* Part of a data file

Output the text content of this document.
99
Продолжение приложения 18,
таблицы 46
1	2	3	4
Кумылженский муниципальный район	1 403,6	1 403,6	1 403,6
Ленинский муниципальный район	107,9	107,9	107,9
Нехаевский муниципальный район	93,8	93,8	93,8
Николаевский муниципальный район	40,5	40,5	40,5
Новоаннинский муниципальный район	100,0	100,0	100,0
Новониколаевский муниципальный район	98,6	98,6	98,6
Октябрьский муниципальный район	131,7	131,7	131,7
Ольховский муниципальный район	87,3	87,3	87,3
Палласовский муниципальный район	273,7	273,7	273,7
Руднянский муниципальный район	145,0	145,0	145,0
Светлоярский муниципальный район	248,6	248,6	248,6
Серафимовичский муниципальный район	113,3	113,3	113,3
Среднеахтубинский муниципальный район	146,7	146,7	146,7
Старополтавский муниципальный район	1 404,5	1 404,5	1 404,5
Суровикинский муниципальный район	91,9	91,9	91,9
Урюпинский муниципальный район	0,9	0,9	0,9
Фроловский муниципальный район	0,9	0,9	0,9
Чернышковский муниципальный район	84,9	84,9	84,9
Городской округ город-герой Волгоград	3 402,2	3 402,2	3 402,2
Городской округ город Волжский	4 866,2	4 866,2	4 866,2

* Task to complete
Give the complete listing a second time, exactly as it reads.

* Solution for this exercise
Output the text content of this document.
99
Продолжение приложения 18,
таблицы 46
1	2	3	4
Кумылженский муниципальный район	1 403,6	1 403,6	1 403,6
Ленинский муниципальный район	107,9	107,9	107,9
Нехаевский муниципальный район	93,8	93,8	93,8
Николаевский муниципальный район	40,5	40,5	40,5
Новоаннинский муниципальный район	100,0	100,0	100,0
Новониколаевский муниципальный район	98,6	98,6	98,6
Октябрьский муниципальный район	131,7	131,7	131,7
Ольховский муниципальный район	87,3	87,3	87,3
Палласовский муниципальный район	273,7	273,7	273,7
Руднянский муниципальный район	145,0	145,0	145,0
Светлоярский муниципальный район	248,6	248,6	248,6
Серафимовичский муниципальный район	113,3	113,3	113,3
Среднеахтубинский муниципальный район	146,7	146,7	146,7
Старополтавский муниципальный район	1 404,5	1 404,5	1 404,5
Суровикинский муниципальный район	91,9	91,9	91,9
Урюпинский муниципальный район	0,9	0,9	0,9
Фроловский муниципальный район	0,9	0,9	0,9
Чернышковский муниципальный район	84,9	84,9	84,9
Городской округ город-герой Волгоград	3 402,2	3 402,2	3 402,2
Городской округ город Волжский	4 866,2	4 866,2	4 866,2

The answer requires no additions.